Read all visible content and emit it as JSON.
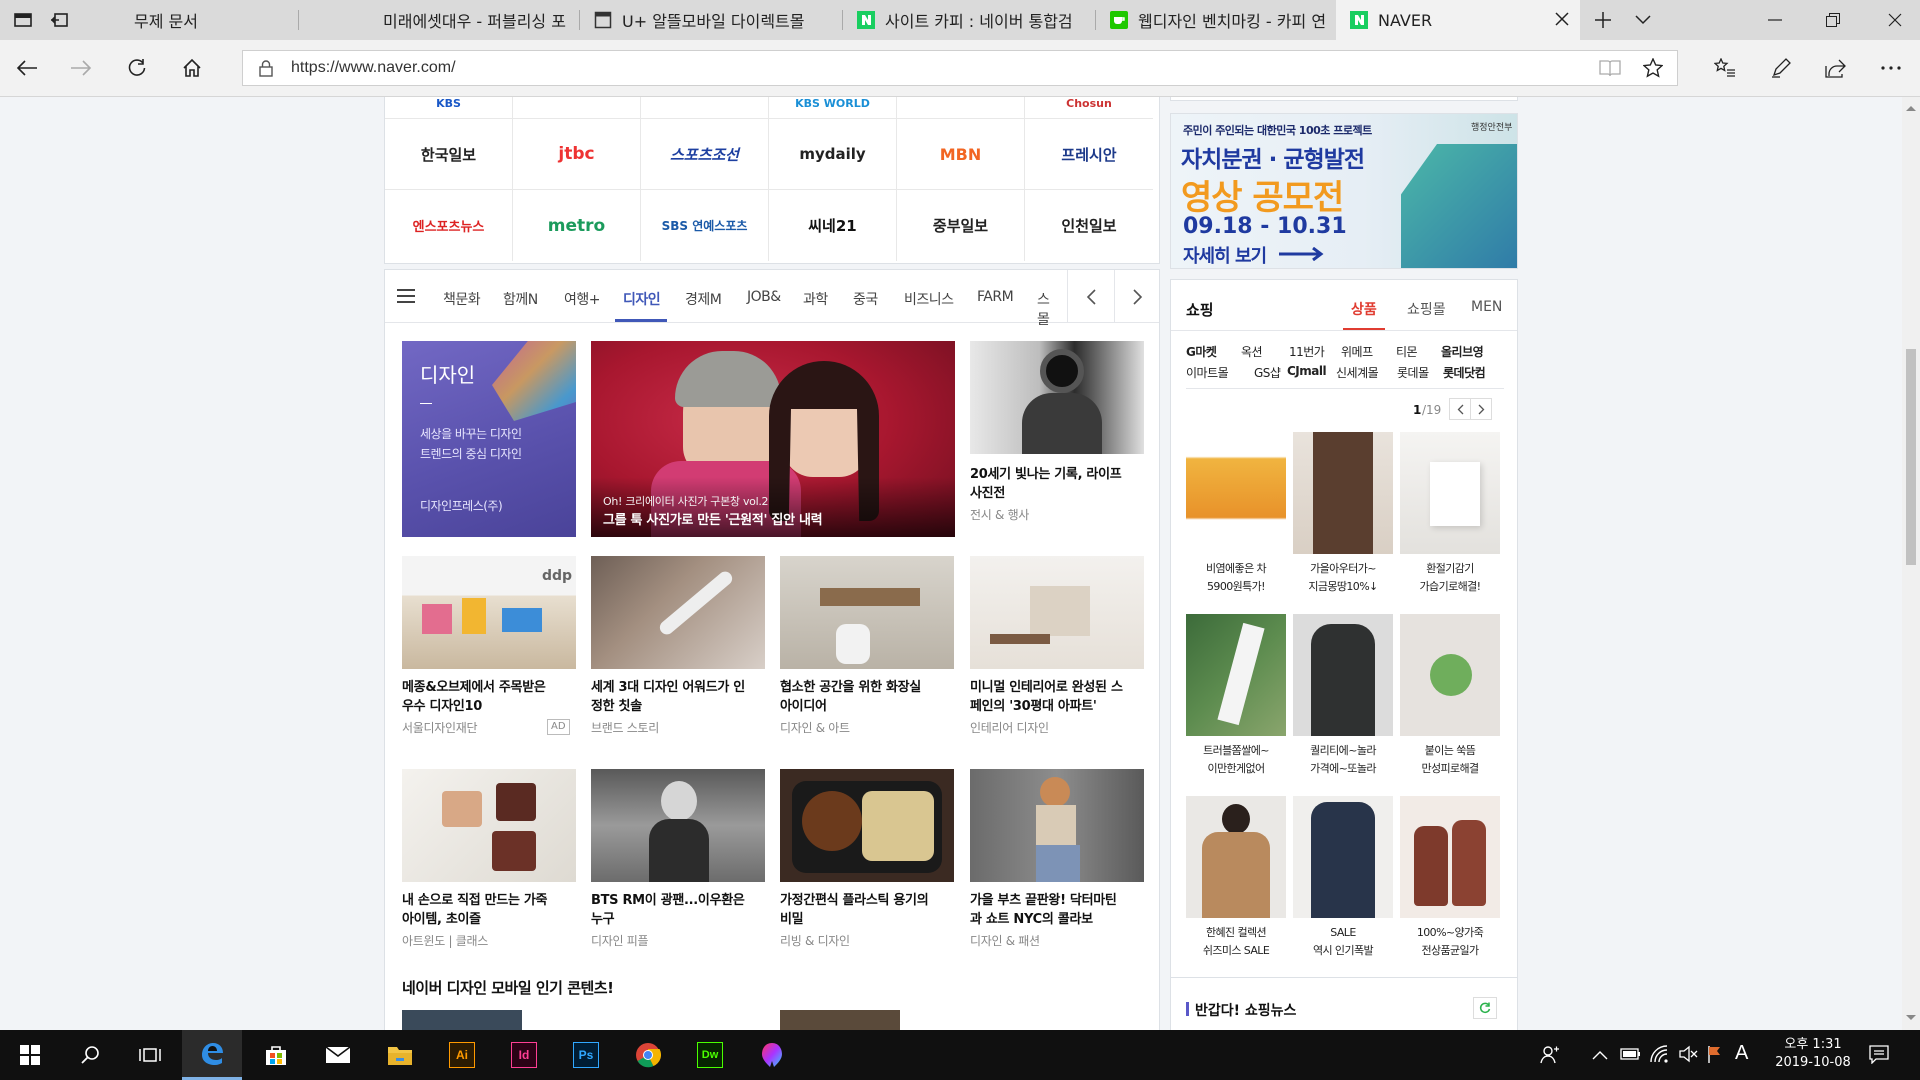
{
  "browser": {
    "tabs": [
      {
        "title": "무제 문서",
        "icon": "document-icon"
      },
      {
        "title": "미래에셋대우 - 퍼블리싱 포",
        "icon": "none"
      },
      {
        "title": "U+ 알뜰모바일 다이렉트몰",
        "icon": "page-icon"
      },
      {
        "title": "사이트 카피 : 네이버 통합검",
        "icon": "naver-icon"
      },
      {
        "title": "웹디자인 벤치마킹 - 카피 연",
        "icon": "naver-icon"
      },
      {
        "title": "NAVER",
        "icon": "naver-icon"
      }
    ],
    "url": "https://www.naver.com/"
  },
  "press": {
    "row0": [
      "KBS",
      "KBS WORLD",
      "Chosun"
    ],
    "row1": [
      "한국일보",
      "jtbc",
      "스포츠조선",
      "mydaily",
      "MBN",
      "프레시안"
    ],
    "row2": [
      "엔스포츠뉴스",
      "metro",
      "SBS 연예스포츠",
      "씨네21",
      "중부일보",
      "인천일보"
    ]
  },
  "banner": {
    "top": "주민이 주인되는 대한민국 100초 프로젝트",
    "org": "행정안전부",
    "line1": "자치분권 · 균형발전",
    "line2": "영상 공모전",
    "dates": "09.18 - 10.31",
    "cta": "자세히 보기"
  },
  "categories": [
    "책문화",
    "함께N",
    "여행+",
    "디자인",
    "경제M",
    "JOB&",
    "과학",
    "중국",
    "비즈니스",
    "FARM",
    "스몰"
  ],
  "selected_category": "디자인",
  "design": {
    "title": "디자인",
    "desc1": "세상을 바꾸는 디자인",
    "desc2": "트렌드의 중심 디자인",
    "publisher": "디자인프레스(주)"
  },
  "feature": {
    "kicker": "Oh! 크리에이터 사진가 구본창 vol.2",
    "title": "그를 툭 사진가로 만든 '근원적' 집안 내력"
  },
  "side_story": {
    "title1": "20세기 빛나는 기록, 라이프",
    "title2": "사진전",
    "src": "전시 & 행사"
  },
  "grid": [
    {
      "t1": "메종&오브제에서 주목받은",
      "t2": "우수 디자인10",
      "src": "서울디자인재단",
      "badge": "AD"
    },
    {
      "t1": "세계 3대 디자인 어워드가 인",
      "t2": "정한 칫솔",
      "src": "브랜드 스토리"
    },
    {
      "t1": "협소한 공간을 위한 화장실",
      "t2": "아이디어",
      "src": "디자인 & 아트"
    },
    {
      "t1": "미니멀 인테리어로 완성된 스",
      "t2": "페인의 '30평대 아파트'",
      "src": "인테리어 디자인"
    },
    {
      "t1": "내 손으로 직접 만드는 가죽",
      "t2": "아이템, 초이즐",
      "src": "아트윈도 | 클래스"
    },
    {
      "t1": "BTS RM이 광팬...이우환은",
      "t2": "누구",
      "src": "디자인 피플"
    },
    {
      "t1": "가정간편식 플라스틱 용기의",
      "t2": "비밀",
      "src": "리빙 & 디자인"
    },
    {
      "t1": "가을 부츠 끝판왕! 닥터마틴",
      "t2": "과 쇼트 NYC의 콜라보",
      "src": "디자인 & 패션"
    }
  ],
  "mobile_heading": "네이버 디자인 모바일 인기 콘텐츠!",
  "shopping": {
    "title": "쇼핑",
    "tabs": [
      "상품",
      "쇼핑몰",
      "MEN"
    ],
    "cats_row1": [
      "G마켓",
      "옥션",
      "11번가",
      "위메프",
      "티몬",
      "올리브영"
    ],
    "cats_row2": [
      "이마트몰",
      "GS샵",
      "CJmall",
      "신세계몰",
      "롯데몰",
      "롯데닷컴"
    ],
    "page_current": "1",
    "page_total": "/19",
    "products": [
      {
        "l1": "비염에좋은 차",
        "l2": "5900원특가!"
      },
      {
        "l1": "가을아우터가~",
        "l2": "지금몽땅10%↓"
      },
      {
        "l1": "환절기감기",
        "l2": "가습기로해결!"
      },
      {
        "l1": "트러블쫌쌀에~",
        "l2": "이만한게없어"
      },
      {
        "l1": "퀄리티에~놀라",
        "l2": "가격에~또놀라"
      },
      {
        "l1": "붙이는 쑥뜸",
        "l2": "만성피로해결"
      },
      {
        "l1": "한혜진 컬렉션",
        "l2": "쉬즈미스 SALE"
      },
      {
        "l1": "SALE",
        "l2": "역시 인기폭발"
      },
      {
        "l1": "100%~양가죽",
        "l2": "전상품균일가"
      }
    ],
    "news_title": "반갑다! 쇼핑뉴스"
  },
  "taskbar": {
    "time": "오후 1:31",
    "date": "2019-10-08",
    "ime": "A"
  }
}
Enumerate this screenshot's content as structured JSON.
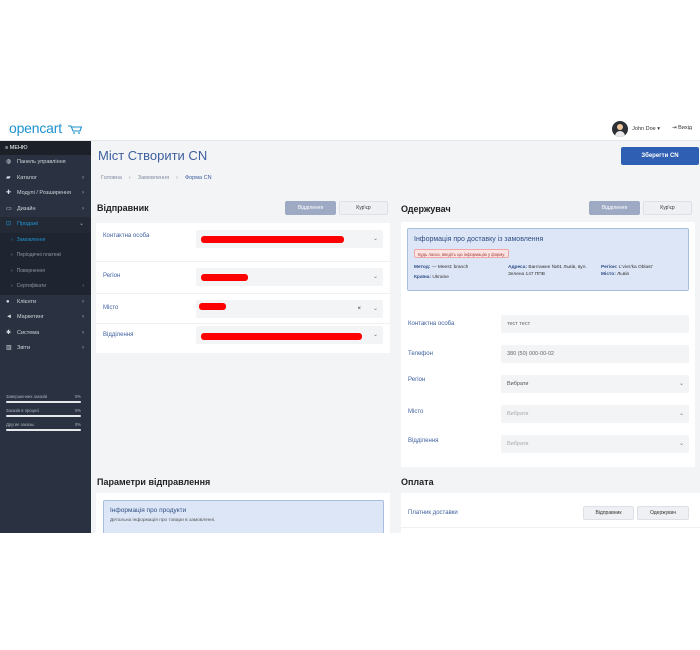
{
  "header": {
    "logo": "opencart",
    "user_name": "John Doe ▾",
    "logout": "⇥ Вихід"
  },
  "sidebar": {
    "menu_title": "≡ МЕНЮ",
    "items": [
      {
        "icon": "dashboard-icon",
        "glyph": "◍",
        "label": "Панель управління"
      },
      {
        "icon": "tag-icon",
        "glyph": "▰",
        "label": "Каталог"
      },
      {
        "icon": "puzzle-icon",
        "glyph": "✚",
        "label": "Модулі / Розширення"
      },
      {
        "icon": "monitor-icon",
        "glyph": "▭",
        "label": "Дизайн"
      },
      {
        "icon": "cart-icon",
        "glyph": "⊡",
        "label": "Продажі"
      },
      {
        "icon": "user-icon",
        "glyph": "●",
        "label": "Клієнти"
      },
      {
        "icon": "share-icon",
        "glyph": "◄",
        "label": "Маркетинг"
      },
      {
        "icon": "gear-icon",
        "glyph": "✱",
        "label": "Система"
      },
      {
        "icon": "chart-icon",
        "glyph": "▥",
        "label": "Звіти"
      }
    ],
    "subitems": [
      "Замовлення",
      "Періодичні платежі",
      "Повернення",
      "Сертифікати"
    ],
    "stats": [
      {
        "label": "Завершенних заказів",
        "value": "0%"
      },
      {
        "label": "Заказів в процесі",
        "value": "0%"
      },
      {
        "label": "Другие заказы",
        "value": "0%"
      }
    ]
  },
  "page": {
    "title": "Міст Створити CN",
    "save_label": "Зберегти CN",
    "breadcrumb": {
      "home": "Головна",
      "sep": "›",
      "orders": "Замовлення",
      "current": "Форма CN"
    }
  },
  "sender": {
    "heading": "Відправник",
    "tabs": [
      "Відділення",
      "Кур'єр"
    ],
    "fields": {
      "contact": "Контактна особа",
      "region": "Регіон",
      "city": "Місто",
      "branch": "Відділення"
    }
  },
  "receiver": {
    "heading": "Одержувач",
    "tabs": [
      "Відділення",
      "Кур'єр"
    ],
    "info": {
      "title": "Інформація про доставку із замовлення",
      "warning": "Будь ласка, введіть цю інформацію у форму.",
      "method_label": "Метод:",
      "method_value": "— Meest: branch",
      "country_label": "Країна:",
      "country_value": "Ukraine",
      "address_label": "Адреса:",
      "address_value": "Вантажне №01 Львів, вул. Зелена 147 ППВ",
      "region_label": "Регіон:",
      "region_value": "L'vivs'ka Oblast'",
      "city_label": "Місто:",
      "city_value": "Львів"
    },
    "contact": {
      "label": "Контактна особа",
      "value": "тест тест"
    },
    "phone": {
      "label": "Телефон",
      "value": "380 (50) 000-00-02"
    },
    "region": {
      "label": "Регіон",
      "value": "Вибрати"
    },
    "city": {
      "label": "Місто",
      "value": "Вибрати"
    },
    "branch": {
      "label": "Відділення",
      "value": "Вибрати"
    }
  },
  "params": {
    "heading": "Параметри відправлення",
    "info_title": "Інформація про продукти",
    "info_sub": "Детальна інформація про товари в замовленні."
  },
  "payment": {
    "heading": "Оплата",
    "payer_label": "Платник доставки",
    "options": [
      "Відправник",
      "Одержувач"
    ]
  },
  "colors": {
    "accent": "#3d5f9e",
    "button": "#2f5fb3",
    "sidebar": "#2a3140",
    "redaction": "#ff0000"
  }
}
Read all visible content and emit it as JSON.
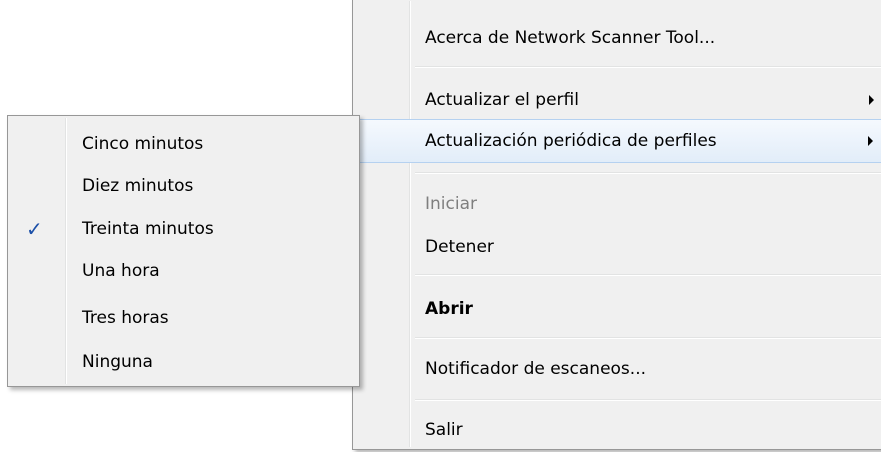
{
  "main_menu": {
    "items": [
      {
        "label": "Acerca de Network Scanner Tool..."
      },
      {
        "label": "Actualizar el perfil"
      },
      {
        "label": "Actualización periódica de perfiles"
      },
      {
        "label": "Iniciar"
      },
      {
        "label": "Detener"
      },
      {
        "label": "Abrir"
      },
      {
        "label": "Notificador de escaneos..."
      },
      {
        "label": "Salir"
      }
    ]
  },
  "submenu": {
    "items": [
      {
        "label": "Cinco minutos",
        "checked": false
      },
      {
        "label": "Diez minutos",
        "checked": false
      },
      {
        "label": "Treinta minutos",
        "checked": true
      },
      {
        "label": "Una hora",
        "checked": false
      },
      {
        "label": "Tres horas",
        "checked": false
      },
      {
        "label": "Ninguna",
        "checked": false
      }
    ],
    "check_glyph": "✓"
  },
  "colors": {
    "menu_background": "#f0f0f0",
    "menu_border": "#979797",
    "hover_border": "#b5d1f0",
    "check_color": "#1b4fa8",
    "disabled_text": "#7f7f7f"
  }
}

* * *

# [Set task]
Say the number of lines in the listing that hold "minutos", with no added words.

# [Answer below]
3